═══ Given data

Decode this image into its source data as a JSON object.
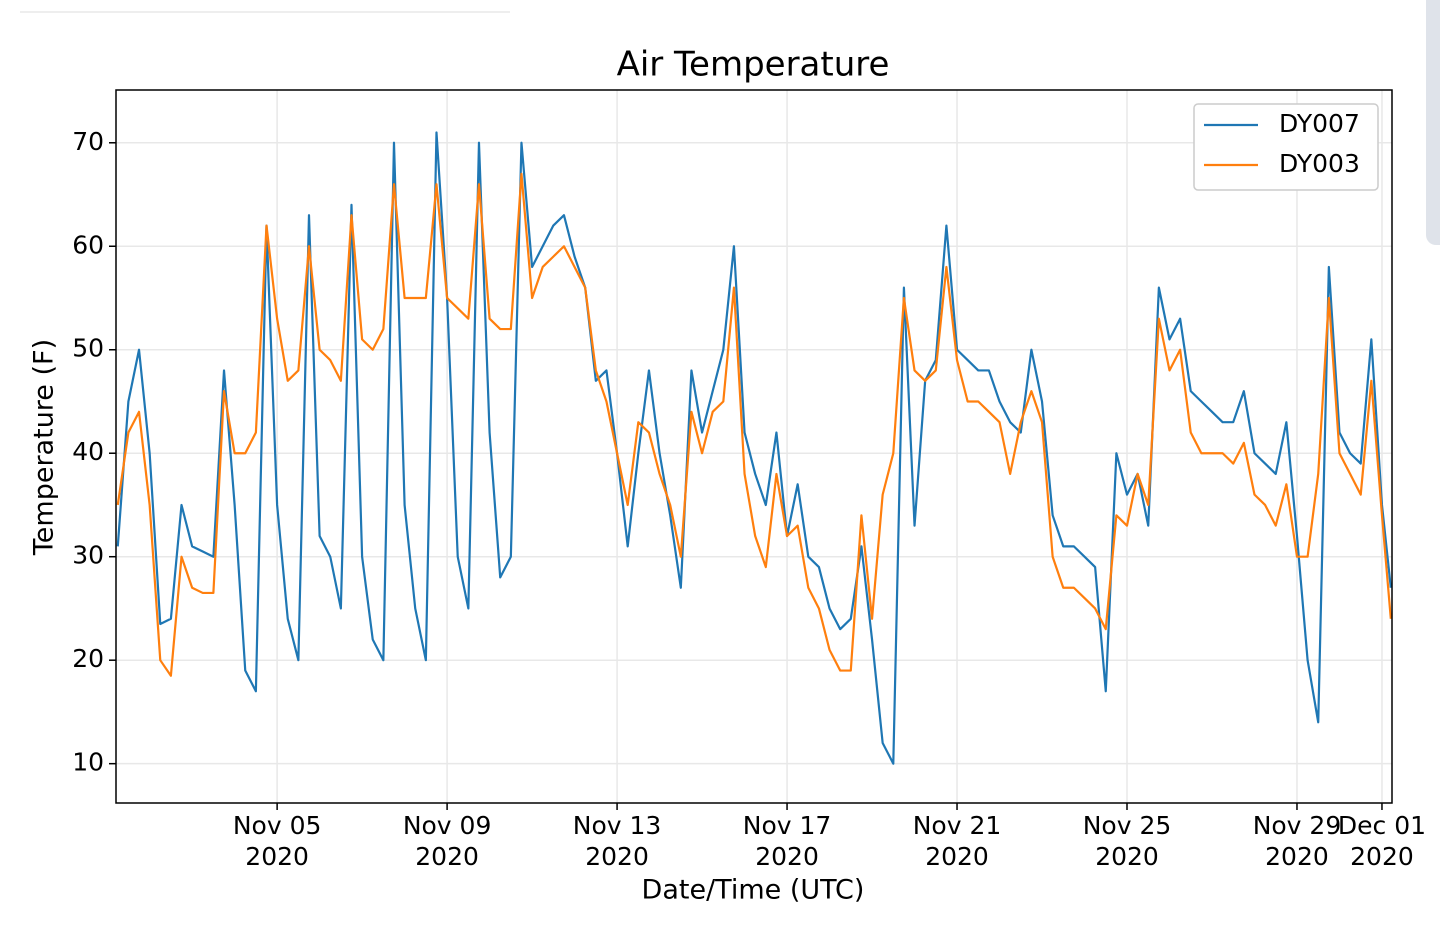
{
  "chart_data": {
    "type": "line",
    "title": "Air Temperature",
    "x_label": "Date/Time (UTC)",
    "y_label": "Temperature (F)",
    "legend": "upper right",
    "grid": true,
    "xlim": [
      "2020-11-01 05:00",
      "2020-12-01 05:40"
    ],
    "xticks": [
      {
        "value": "2020-11-05 00:00",
        "label": "Nov 05\n2020"
      },
      {
        "value": "2020-11-09 00:00",
        "label": "Nov 09\n2020"
      },
      {
        "value": "2020-11-13 00:00",
        "label": "Nov 13\n2020"
      },
      {
        "value": "2020-11-17 00:00",
        "label": "Nov 17\n2020"
      },
      {
        "value": "2020-11-21 00:00",
        "label": "Nov 21\n2020"
      },
      {
        "value": "2020-11-25 00:00",
        "label": "Nov 25\n2020"
      },
      {
        "value": "2020-11-29 00:00",
        "label": "Nov 29\n2020"
      },
      {
        "value": "2020-12-01 00:00",
        "label": "Dec 01\n2020"
      }
    ],
    "ylim": [
      6.2,
      75.1
    ],
    "yticks": [
      10,
      20,
      30,
      40,
      50,
      60,
      70
    ],
    "x": [
      "2020-11-01 06:00",
      "2020-11-01 12:00",
      "2020-11-01 18:00",
      "2020-11-02 00:00",
      "2020-11-02 06:00",
      "2020-11-02 12:00",
      "2020-11-02 18:00",
      "2020-11-03 00:00",
      "2020-11-03 06:00",
      "2020-11-03 12:00",
      "2020-11-03 18:00",
      "2020-11-04 00:00",
      "2020-11-04 06:00",
      "2020-11-04 12:00",
      "2020-11-04 18:00",
      "2020-11-05 00:00",
      "2020-11-05 06:00",
      "2020-11-05 12:00",
      "2020-11-05 18:00",
      "2020-11-06 00:00",
      "2020-11-06 06:00",
      "2020-11-06 12:00",
      "2020-11-06 18:00",
      "2020-11-07 00:00",
      "2020-11-07 06:00",
      "2020-11-07 12:00",
      "2020-11-07 18:00",
      "2020-11-08 00:00",
      "2020-11-08 06:00",
      "2020-11-08 12:00",
      "2020-11-08 18:00",
      "2020-11-09 00:00",
      "2020-11-09 06:00",
      "2020-11-09 12:00",
      "2020-11-09 18:00",
      "2020-11-10 00:00",
      "2020-11-10 06:00",
      "2020-11-10 12:00",
      "2020-11-10 18:00",
      "2020-11-11 00:00",
      "2020-11-11 06:00",
      "2020-11-11 12:00",
      "2020-11-11 18:00",
      "2020-11-12 00:00",
      "2020-11-12 06:00",
      "2020-11-12 12:00",
      "2020-11-12 18:00",
      "2020-11-13 00:00",
      "2020-11-13 06:00",
      "2020-11-13 12:00",
      "2020-11-13 18:00",
      "2020-11-14 00:00",
      "2020-11-14 06:00",
      "2020-11-14 12:00",
      "2020-11-14 18:00",
      "2020-11-15 00:00",
      "2020-11-15 06:00",
      "2020-11-15 12:00",
      "2020-11-15 18:00",
      "2020-11-16 00:00",
      "2020-11-16 06:00",
      "2020-11-16 12:00",
      "2020-11-16 18:00",
      "2020-11-17 00:00",
      "2020-11-17 06:00",
      "2020-11-17 12:00",
      "2020-11-17 18:00",
      "2020-11-18 00:00",
      "2020-11-18 06:00",
      "2020-11-18 12:00",
      "2020-11-18 18:00",
      "2020-11-19 00:00",
      "2020-11-19 06:00",
      "2020-11-19 12:00",
      "2020-11-19 18:00",
      "2020-11-20 00:00",
      "2020-11-20 06:00",
      "2020-11-20 12:00",
      "2020-11-20 18:00",
      "2020-11-21 00:00",
      "2020-11-21 06:00",
      "2020-11-21 12:00",
      "2020-11-21 18:00",
      "2020-11-22 00:00",
      "2020-11-22 06:00",
      "2020-11-22 12:00",
      "2020-11-22 18:00",
      "2020-11-23 00:00",
      "2020-11-23 06:00",
      "2020-11-23 12:00",
      "2020-11-23 18:00",
      "2020-11-24 00:00",
      "2020-11-24 06:00",
      "2020-11-24 12:00",
      "2020-11-24 18:00",
      "2020-11-25 00:00",
      "2020-11-25 06:00",
      "2020-11-25 12:00",
      "2020-11-25 18:00",
      "2020-11-26 00:00",
      "2020-11-26 06:00",
      "2020-11-26 12:00",
      "2020-11-26 18:00",
      "2020-11-27 00:00",
      "2020-11-27 06:00",
      "2020-11-27 12:00",
      "2020-11-27 18:00",
      "2020-11-28 00:00",
      "2020-11-28 06:00",
      "2020-11-28 12:00",
      "2020-11-28 18:00",
      "2020-11-29 00:00",
      "2020-11-29 06:00",
      "2020-11-29 12:00",
      "2020-11-29 18:00",
      "2020-11-30 00:00",
      "2020-11-30 06:00",
      "2020-11-30 12:00",
      "2020-11-30 18:00",
      "2020-12-01 00:00",
      "2020-12-01 05:00"
    ],
    "series": [
      {
        "name": "DY007",
        "color": "#1f77b4",
        "values": [
          31,
          45,
          50,
          40,
          23.5,
          24,
          35,
          31,
          30.5,
          30,
          48,
          35,
          19,
          17,
          62,
          35,
          24,
          20,
          63,
          32,
          30,
          25,
          64,
          30,
          22,
          20,
          70,
          35,
          25,
          20,
          71,
          55,
          30,
          25,
          70,
          42,
          28,
          30,
          70,
          58,
          60,
          62,
          63,
          59,
          56,
          47,
          48,
          40,
          31,
          40,
          48,
          40,
          34,
          27,
          48,
          42,
          46,
          50,
          60,
          42,
          38,
          35,
          42,
          32,
          37,
          30,
          29,
          25,
          23,
          24,
          31,
          22,
          12,
          10,
          56,
          33,
          47,
          49,
          62,
          50,
          49,
          48,
          48,
          45,
          43,
          42,
          50,
          45,
          34,
          31,
          31,
          30,
          29,
          17,
          40,
          36,
          38,
          33,
          56,
          51,
          53,
          46,
          45,
          44,
          43,
          43,
          46,
          40,
          39,
          38,
          43,
          32,
          20,
          14,
          58,
          42,
          40,
          39,
          51,
          35,
          27
        ]
      },
      {
        "name": "DY003",
        "color": "#ff7f0e",
        "values": [
          35,
          42,
          44,
          35,
          20,
          18.5,
          30,
          27,
          26.5,
          26.5,
          46,
          40,
          40,
          42,
          62,
          53,
          47,
          48,
          60,
          50,
          49,
          47,
          63,
          51,
          50,
          52,
          66,
          55,
          55,
          55,
          66,
          55,
          54,
          53,
          66,
          53,
          52,
          52,
          67,
          55,
          58,
          59,
          60,
          58,
          56,
          48,
          45,
          40,
          35,
          43,
          42,
          38,
          35,
          30,
          44,
          40,
          44,
          45,
          56,
          38,
          32,
          29,
          38,
          32,
          33,
          27,
          25,
          21,
          19,
          19,
          34,
          24,
          36,
          40,
          55,
          48,
          47,
          48,
          58,
          49,
          45,
          45,
          44,
          43,
          38,
          43,
          46,
          43,
          30,
          27,
          27,
          26,
          25,
          23,
          34,
          33,
          38,
          35,
          53,
          48,
          50,
          42,
          40,
          40,
          40,
          39,
          41,
          36,
          35,
          33,
          37,
          30,
          30,
          38,
          55,
          40,
          38,
          36,
          47,
          34,
          24
        ]
      }
    ]
  }
}
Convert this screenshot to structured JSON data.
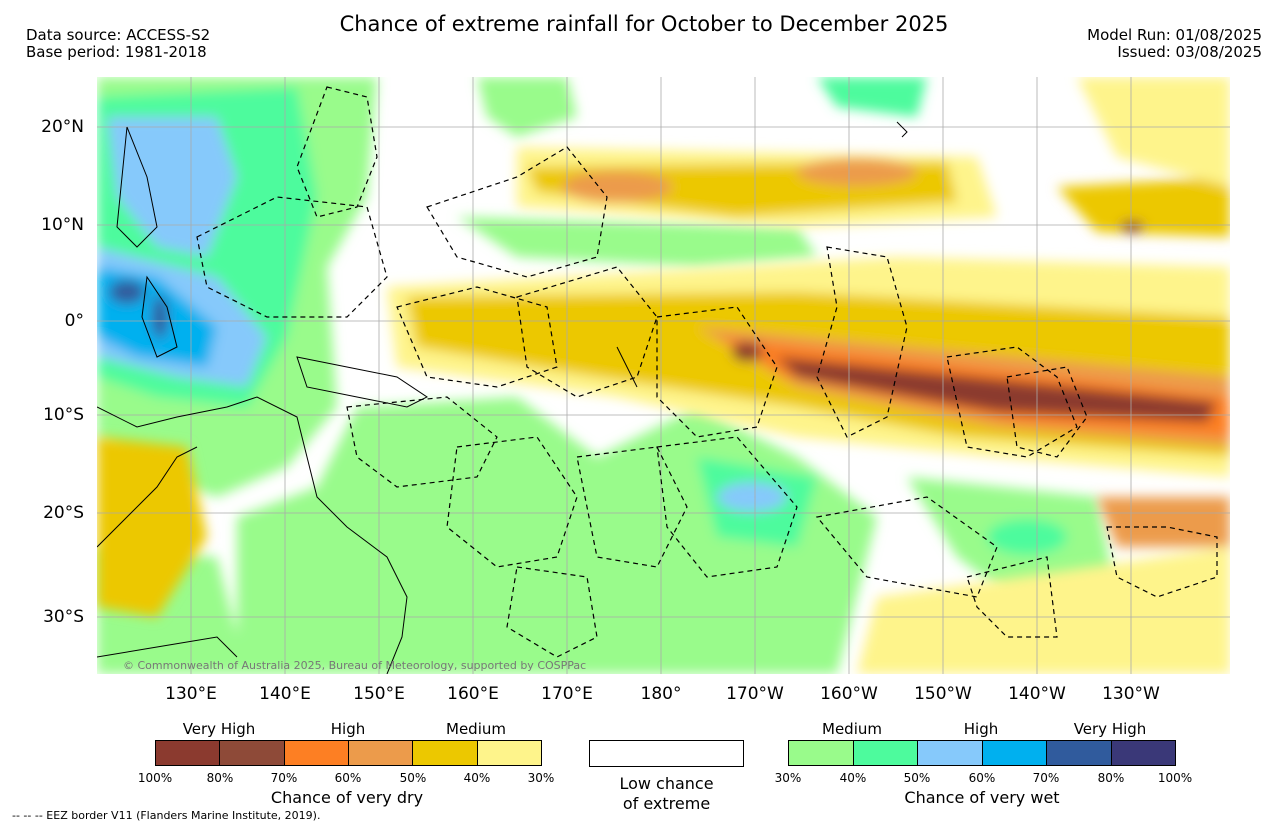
{
  "title": "Chance of extreme rainfall for October to December 2025",
  "meta_left": {
    "data_source": "Data source: ACCESS-S2",
    "base_period": "Base period: 1981-2018"
  },
  "meta_right": {
    "model_run": "Model Run: 01/08/2025",
    "issued": "Issued: 03/08/2025"
  },
  "lat_labels": [
    "20°N",
    "10°N",
    "0°",
    "10°S",
    "20°S",
    "30°S"
  ],
  "lon_labels": [
    "130°E",
    "140°E",
    "150°E",
    "160°E",
    "170°E",
    "180°",
    "170°W",
    "160°W",
    "150°W",
    "140°W",
    "130°W"
  ],
  "copyright": "© Commonwealth of Australia 2025, Bureau of Meteorology, supported by COSPPac",
  "dry_legend": {
    "categories": [
      "Very High",
      "High",
      "Medium"
    ],
    "colors": [
      "#8b3a2f",
      "#8e4a38",
      "#fd7f23",
      "#ec9b4b",
      "#ecc800",
      "#fef48b"
    ],
    "ticks": [
      "100%",
      "80%",
      "70%",
      "60%",
      "50%",
      "40%",
      "30%"
    ],
    "title": "Chance of very dry"
  },
  "low_legend": {
    "line1": "Low chance",
    "line2": "of extreme"
  },
  "wet_legend": {
    "categories": [
      "Medium",
      "High",
      "Very High"
    ],
    "colors": [
      "#99fb8b",
      "#4dfb9d",
      "#86c9fb",
      "#00b0ef",
      "#305b9d",
      "#3a3878"
    ],
    "ticks": [
      "30%",
      "40%",
      "50%",
      "60%",
      "70%",
      "80%",
      "100%"
    ],
    "title": "Chance of very wet"
  },
  "eez_note": "-- -- -- EEZ border V11 (Flanders Marine Institute, 2019)."
}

══════

> [Job]: Copy each line of the listing that contains the string "title".

> [Problem solution]:
    "title": "Air Temperature",
  "title": "Chance of extreme rainfall for October to December 2025",
    "title": "Chance of very dry"
    "title": "Chance of very wet"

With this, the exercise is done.